What the task requires
Every entry needs to be printed exactly, please.

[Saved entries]
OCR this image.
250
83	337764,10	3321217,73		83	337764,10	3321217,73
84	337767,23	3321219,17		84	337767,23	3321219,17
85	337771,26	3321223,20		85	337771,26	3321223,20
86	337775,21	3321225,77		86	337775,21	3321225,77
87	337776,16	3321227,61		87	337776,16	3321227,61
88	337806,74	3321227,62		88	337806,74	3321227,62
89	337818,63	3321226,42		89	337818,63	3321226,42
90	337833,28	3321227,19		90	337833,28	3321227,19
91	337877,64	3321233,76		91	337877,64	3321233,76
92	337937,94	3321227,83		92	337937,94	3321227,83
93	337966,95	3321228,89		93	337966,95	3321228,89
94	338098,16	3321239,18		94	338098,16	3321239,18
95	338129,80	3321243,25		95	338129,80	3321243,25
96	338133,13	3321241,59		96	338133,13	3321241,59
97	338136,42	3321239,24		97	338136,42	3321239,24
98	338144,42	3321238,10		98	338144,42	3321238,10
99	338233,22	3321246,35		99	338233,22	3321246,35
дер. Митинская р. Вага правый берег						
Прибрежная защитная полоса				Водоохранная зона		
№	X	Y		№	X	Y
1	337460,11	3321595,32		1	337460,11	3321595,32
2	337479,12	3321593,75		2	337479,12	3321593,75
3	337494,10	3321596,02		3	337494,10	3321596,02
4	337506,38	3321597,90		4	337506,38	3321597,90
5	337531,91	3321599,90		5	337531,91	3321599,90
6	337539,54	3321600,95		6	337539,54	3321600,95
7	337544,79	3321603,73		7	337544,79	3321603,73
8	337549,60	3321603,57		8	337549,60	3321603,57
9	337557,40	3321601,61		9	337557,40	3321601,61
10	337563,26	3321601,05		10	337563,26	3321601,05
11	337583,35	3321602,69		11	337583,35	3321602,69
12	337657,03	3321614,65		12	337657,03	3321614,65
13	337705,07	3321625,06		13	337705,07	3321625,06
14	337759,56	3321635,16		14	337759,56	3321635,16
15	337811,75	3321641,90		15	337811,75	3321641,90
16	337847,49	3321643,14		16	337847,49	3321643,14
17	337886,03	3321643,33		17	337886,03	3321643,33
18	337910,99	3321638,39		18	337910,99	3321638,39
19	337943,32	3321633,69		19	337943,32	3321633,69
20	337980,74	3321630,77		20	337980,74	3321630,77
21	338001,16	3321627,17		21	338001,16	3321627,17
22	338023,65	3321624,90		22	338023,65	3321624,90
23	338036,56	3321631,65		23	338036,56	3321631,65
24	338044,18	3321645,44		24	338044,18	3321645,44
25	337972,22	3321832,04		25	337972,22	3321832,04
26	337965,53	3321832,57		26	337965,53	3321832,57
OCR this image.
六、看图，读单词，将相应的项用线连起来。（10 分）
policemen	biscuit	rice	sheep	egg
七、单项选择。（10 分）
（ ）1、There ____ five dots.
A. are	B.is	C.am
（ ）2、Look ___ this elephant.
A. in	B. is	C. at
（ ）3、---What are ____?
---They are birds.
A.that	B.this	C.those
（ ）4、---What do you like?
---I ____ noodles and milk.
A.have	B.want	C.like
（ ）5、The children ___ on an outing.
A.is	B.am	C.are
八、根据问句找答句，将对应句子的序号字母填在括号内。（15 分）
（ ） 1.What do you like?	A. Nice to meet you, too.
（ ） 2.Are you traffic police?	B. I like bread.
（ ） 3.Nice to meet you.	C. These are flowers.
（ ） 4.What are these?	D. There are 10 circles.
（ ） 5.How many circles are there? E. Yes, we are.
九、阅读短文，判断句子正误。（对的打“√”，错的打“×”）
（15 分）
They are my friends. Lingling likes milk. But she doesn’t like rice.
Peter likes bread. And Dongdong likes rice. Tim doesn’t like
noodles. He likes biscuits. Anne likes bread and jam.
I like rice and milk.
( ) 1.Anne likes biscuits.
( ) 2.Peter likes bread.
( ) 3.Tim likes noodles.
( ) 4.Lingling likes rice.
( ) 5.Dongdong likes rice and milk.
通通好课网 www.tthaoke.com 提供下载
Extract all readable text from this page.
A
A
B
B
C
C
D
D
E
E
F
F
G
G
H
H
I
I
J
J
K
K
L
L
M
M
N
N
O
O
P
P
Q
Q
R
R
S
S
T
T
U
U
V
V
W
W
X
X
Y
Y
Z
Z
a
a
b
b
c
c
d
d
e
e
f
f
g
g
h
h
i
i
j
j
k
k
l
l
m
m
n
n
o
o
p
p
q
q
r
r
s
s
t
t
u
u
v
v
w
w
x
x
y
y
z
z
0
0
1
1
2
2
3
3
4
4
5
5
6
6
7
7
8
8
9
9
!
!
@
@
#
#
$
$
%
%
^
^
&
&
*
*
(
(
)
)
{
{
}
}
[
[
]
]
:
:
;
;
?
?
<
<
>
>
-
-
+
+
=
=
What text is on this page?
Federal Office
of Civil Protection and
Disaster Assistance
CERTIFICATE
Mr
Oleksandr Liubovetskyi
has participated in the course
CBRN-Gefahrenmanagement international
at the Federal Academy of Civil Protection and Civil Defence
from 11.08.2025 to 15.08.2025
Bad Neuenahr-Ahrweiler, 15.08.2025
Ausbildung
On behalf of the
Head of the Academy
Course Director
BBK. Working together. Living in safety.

Exercise result
OCR this image.
250
83	337764,10	3321217,73		83	337764,10	3321217,73
84	337767,23	3321219,17		84	337767,23	3321219,17
85	337771,26	3321223,20		85	337771,26	3321223,20
86	337775,21	3321225,77		86	337775,21	3321225,77
87	337776,16	3321227,61		87	337776,16	3321227,61
88	337806,74	3321227,62		88	337806,74	3321227,62
89	337818,63	3321226,42		89	337818,63	3321226,42
90	337833,28	3321227,19		90	337833,28	3321227,19
91	337877,64	3321233,76		91	337877,64	3321233,76
92	337937,94	3321227,83		92	337937,94	3321227,83
93	337966,95	3321228,89		93	337966,95	3321228,89
94	338098,16	3321239,18		94	338098,16	3321239,18
95	338129,80	3321243,25		95	338129,80	3321243,25
96	338133,13	3321241,59		96	338133,13	3321241,59
97	338136,42	3321239,24		97	338136,42	3321239,24
98	338144,42	3321238,10		98	338144,42	3321238,10
99	338233,22	3321246,35		99	338233,22	3321246,35
дер. Митинская р. Вага правый берег						
Прибрежная защитная полоса				Водоохранная зона		
№	X	Y		№	X	Y
1	337460,11	3321595,32		1	337460,11	3321595,32
2	337479,12	3321593,75		2	337479,12	3321593,75
3	337494,10	3321596,02		3	337494,10	3321596,02
4	337506,38	3321597,90		4	337506,38	3321597,90
5	337531,91	3321599,90		5	337531,91	3321599,90
6	337539,54	3321600,95		6	337539,54	3321600,95
7	337544,79	3321603,73		7	337544,79	3321603,73
8	337549,60	3321603,57		8	337549,60	3321603,57
9	337557,40	3321601,61		9	337557,40	3321601,61
10	337563,26	3321601,05		10	337563,26	3321601,05
11	337583,35	3321602,69		11	337583,35	3321602,69
12	337657,03	3321614,65		12	337657,03	3321614,65
13	337705,07	3321625,06		13	337705,07	3321625,06
14	337759,56	3321635,16		14	337759,56	3321635,16
15	337811,75	3321641,90		15	337811,75	3321641,90
16	337847,49	3321643,14		16	337847,49	3321643,14
17	337886,03	3321643,33		17	337886,03	3321643,33
18	337910,99	3321638,39		18	337910,99	3321638,39
19	337943,32	3321633,69		19	337943,32	3321633,69
20	337980,74	3321630,77		20	337980,74	3321630,77
21	338001,16	3321627,17		21	338001,16	3321627,17
22	338023,65	3321624,90		22	338023,65	3321624,90
23	338036,56	3321631,65		23	338036,56	3321631,65
24	338044,18	3321645,44		24	338044,18	3321645,44
25	337972,22	3321832,04		25	337972,22	3321832,04
26	337965,53	3321832,57		26	337965,53	3321832,57
OCR this image.
六、看图，读单词，将相应的项用线连起来。（10 分）
policemen	biscuit	rice	sheep	egg
七、单项选择。（10 分）
（ ）1、There ____ five dots.
A. are	B.is	C.am
（ ）2、Look ___ this elephant.
A. in	B. is	C. at
（ ）3、---What are ____?
---They are birds.
A.that	B.this	C.those
（ ）4、---What do you like?
---I ____ noodles and milk.
A.have	B.want	C.like
（ ）5、The children ___ on an outing.
A.is	B.am	C.are
八、根据问句找答句，将对应句子的序号字母填在括号内。（15 分）
（ ） 1.What do you like?	A. Nice to meet you, too.
（ ） 2.Are you traffic police?	B. I like bread.
（ ） 3.Nice to meet you.	C. These are flowers.
（ ） 4.What are these?	D. There are 10 circles.
（ ） 5.How many circles are there? E. Yes, we are.
九、阅读短文，判断句子正误。（对的打“√”，错的打“×”）
（15 分）
They are my friends. Lingling likes milk. But she doesn’t like rice.
Peter likes bread. And Dongdong likes rice. Tim doesn’t like
noodles. He likes biscuits. Anne likes bread and jam.
I like rice and milk.
( ) 1.Anne likes biscuits.
( ) 2.Peter likes bread.
( ) 3.Tim likes noodles.
( ) 4.Lingling likes rice.
( ) 5.Dongdong likes rice and milk.
通通好课网 www.tthaoke.com 提供下载
Extract all readable text from this page.
A
A
B
B
C
C
D
D
E
E
F
F
G
G
H
H
I
I
J
J
K
K
L
L
M
M
N
N
O
O
P
P
Q
Q
R
R
S
S
T
T
U
U
V
V
W
W
X
X
Y
Y
Z
Z
a
a
b
b
c
c
d
d
e
e
f
f
g
g
h
h
i
i
j
j
k
k
l
l
m
m
n
n
o
o
p
p
q
q
r
r
s
s
t
t
u
u
v
v
w
w
x
x
y
y
z
z
0
0
1
1
2
2
3
3
4
4
5
5
6
6
7
7
8
8
9
9
!
!
@
@
#
#
$
$
%
%
^
^
&
&
*
*
(
(
)
)
{
{
}
}
[
[
]
]
:
:
;
;
?
?
<
<
>
>
-
-
+
+
=
=
What text is on this page?
Federal Office
of Civil Protection and
Disaster Assistance
CERTIFICATE
Mr
Oleksandr Liubovetskyi
has participated in the course
CBRN-Gefahrenmanagement international
at the Federal Academy of Civil Protection and Civil Defence
from 11.08.2025 to 15.08.2025
Bad Neuenahr-Ahrweiler, 15.08.2025
Ausbildung
On behalf of the
Head of the Academy
Course Director
BBK. Working together. Living in safety.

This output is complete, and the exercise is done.